[Entries taken from a collection]
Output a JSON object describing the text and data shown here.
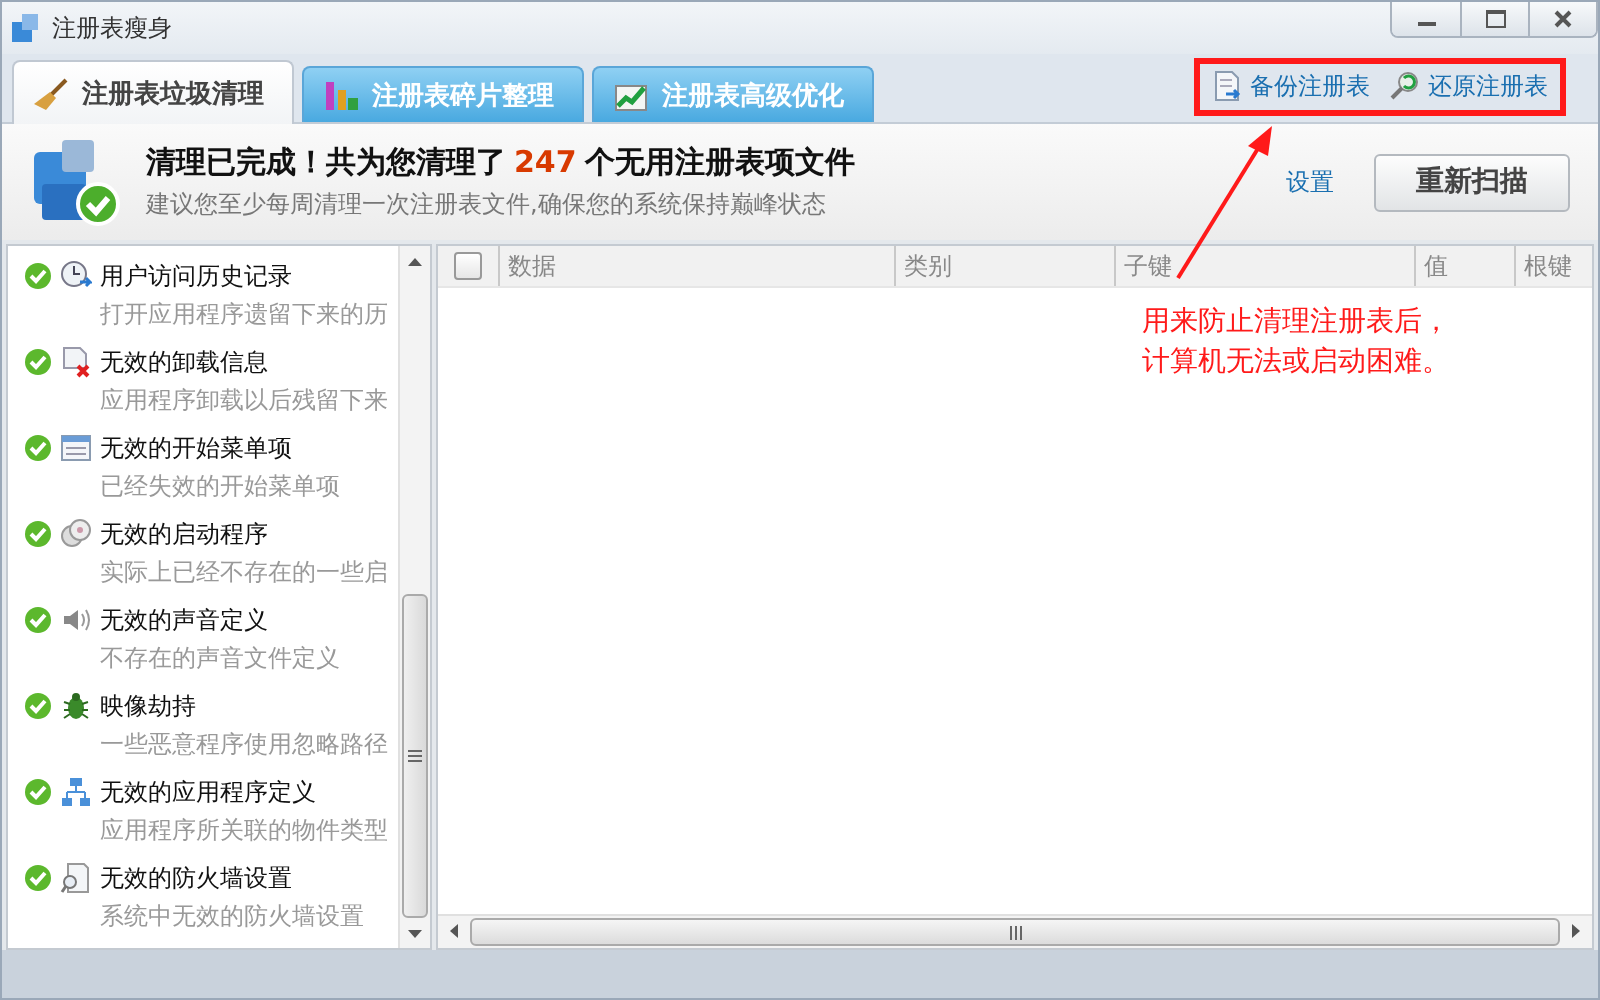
{
  "window": {
    "title": "注册表瘦身"
  },
  "tabs": [
    {
      "label": "注册表垃圾清理",
      "selected": true
    },
    {
      "label": "注册表碎片整理",
      "selected": false
    },
    {
      "label": "注册表高级优化",
      "selected": false
    }
  ],
  "top_links": [
    {
      "label": "备份注册表",
      "kind": "backup"
    },
    {
      "label": "还原注册表",
      "kind": "restore"
    }
  ],
  "summary": {
    "headline_before": "清理已完成！共为您清理了",
    "count": "247",
    "headline_after": "个无用注册表项文件",
    "hint": "建议您至少每周清理一次注册表文件,确保您的系统保持巅峰状态"
  },
  "settings_link": "设置",
  "rescan_button": "重新扫描",
  "categories": [
    {
      "title": "用户访问历史记录",
      "desc": "打开应用程序遗留下来的历",
      "done": true,
      "kind": "clock"
    },
    {
      "title": "无效的卸载信息",
      "desc": "应用程序卸载以后残留下来",
      "done": true,
      "kind": "uninstall"
    },
    {
      "title": "无效的开始菜单项",
      "desc": "已经失效的开始菜单项",
      "done": true,
      "kind": "menu"
    },
    {
      "title": "无效的启动程序",
      "desc": "实际上已经不存在的一些启",
      "done": true,
      "kind": "disc"
    },
    {
      "title": "无效的声音定义",
      "desc": "不存在的声音文件定义",
      "done": true,
      "kind": "speaker"
    },
    {
      "title": "映像劫持",
      "desc": "一些恶意程序使用忽略路径",
      "done": true,
      "kind": "bug"
    },
    {
      "title": "无效的应用程序定义",
      "desc": "应用程序所关联的物件类型",
      "done": true,
      "kind": "network"
    },
    {
      "title": "无效的防火墙设置",
      "desc": "系统中无效的防火墙设置",
      "done": true,
      "kind": "doc"
    }
  ],
  "table": {
    "select_all": false,
    "columns": [
      "数据",
      "类别",
      "子键",
      "值",
      "根键"
    ]
  },
  "annotation": {
    "lines": [
      "用来防止清理注册表后，",
      "计算机无法或启动困难。"
    ]
  }
}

Prompt -> Return the listing above unchanged, apart from dropping its pictures.

Written answer ->
Output a JSON object describing the text and data shown here.
{
  "window": {
    "title": "注册表瘦身"
  },
  "tabs": [
    {
      "label": "注册表垃圾清理",
      "selected": true
    },
    {
      "label": "注册表碎片整理",
      "selected": false
    },
    {
      "label": "注册表高级优化",
      "selected": false
    }
  ],
  "top_links": [
    {
      "label": "备份注册表",
      "kind": "backup"
    },
    {
      "label": "还原注册表",
      "kind": "restore"
    }
  ],
  "summary": {
    "headline_before": "清理已完成！共为您清理了",
    "count": "247",
    "headline_after": "个无用注册表项文件",
    "hint": "建议您至少每周清理一次注册表文件,确保您的系统保持巅峰状态"
  },
  "settings_link": "设置",
  "rescan_button": "重新扫描",
  "categories": [
    {
      "title": "用户访问历史记录",
      "desc": "打开应用程序遗留下来的历",
      "done": true,
      "kind": "clock"
    },
    {
      "title": "无效的卸载信息",
      "desc": "应用程序卸载以后残留下来",
      "done": true,
      "kind": "uninstall"
    },
    {
      "title": "无效的开始菜单项",
      "desc": "已经失效的开始菜单项",
      "done": true,
      "kind": "menu"
    },
    {
      "title": "无效的启动程序",
      "desc": "实际上已经不存在的一些启",
      "done": true,
      "kind": "disc"
    },
    {
      "title": "无效的声音定义",
      "desc": "不存在的声音文件定义",
      "done": true,
      "kind": "speaker"
    },
    {
      "title": "映像劫持",
      "desc": "一些恶意程序使用忽略路径",
      "done": true,
      "kind": "bug"
    },
    {
      "title": "无效的应用程序定义",
      "desc": "应用程序所关联的物件类型",
      "done": true,
      "kind": "network"
    },
    {
      "title": "无效的防火墙设置",
      "desc": "系统中无效的防火墙设置",
      "done": true,
      "kind": "doc"
    }
  ],
  "table": {
    "select_all": false,
    "columns": [
      "数据",
      "类别",
      "子键",
      "值",
      "根键"
    ]
  },
  "annotation": {
    "lines": [
      "用来防止清理注册表后，",
      "计算机无法或启动困难。"
    ]
  }
}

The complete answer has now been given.